## EXERCISE TASK
Collect all lines containing the word "required" from the data.

## DATA FOR THIS TASK

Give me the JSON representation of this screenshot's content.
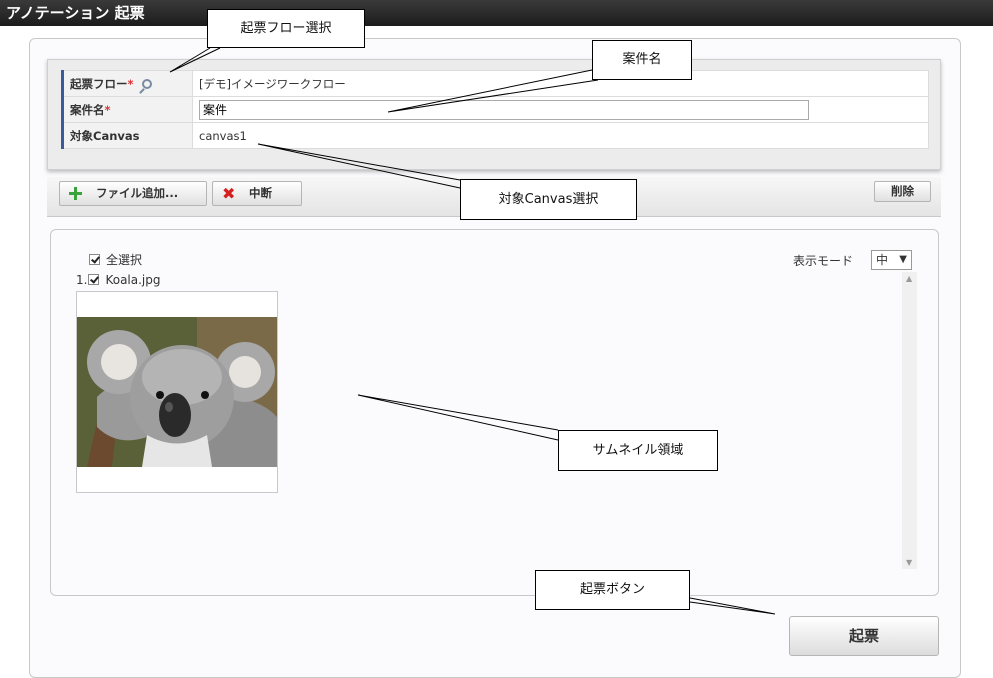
{
  "window": {
    "title": "アノテーション 起票"
  },
  "form": {
    "rows": [
      {
        "label": "起票フロー",
        "required": "*",
        "value": "[デモ]イメージワークフロー"
      },
      {
        "label": "案件名",
        "required": "*",
        "value": "案件"
      },
      {
        "label": "対象Canvas",
        "required": "",
        "value": "canvas1"
      }
    ]
  },
  "toolbar": {
    "add_file_label": "ファイル追加...",
    "abort_label": "中断",
    "delete_label": "削除"
  },
  "thumbnails": {
    "select_all_label": "全選択",
    "display_mode_label": "表示モード",
    "display_mode_value": "中",
    "items": [
      {
        "index": "1.",
        "filename": "Koala.jpg"
      }
    ]
  },
  "submit": {
    "label": "起票"
  },
  "callouts": {
    "flow_select": "起票フロー選択",
    "case_name": "案件名",
    "canvas_select": "対象Canvas選択",
    "thumbnail_area": "サムネイル領域",
    "submit_button": "起票ボタン"
  },
  "colors": {
    "titlebar": "#1c1c1c",
    "label_accent": "#3a5a9a",
    "required": "#dd3333",
    "add_icon": "#3aa33a",
    "abort_icon": "#d62020"
  }
}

## ANSWER TO THE PROBLEM
        "required": "*",
        "required": "*",
        "required": "",
    "required": "#dd3333",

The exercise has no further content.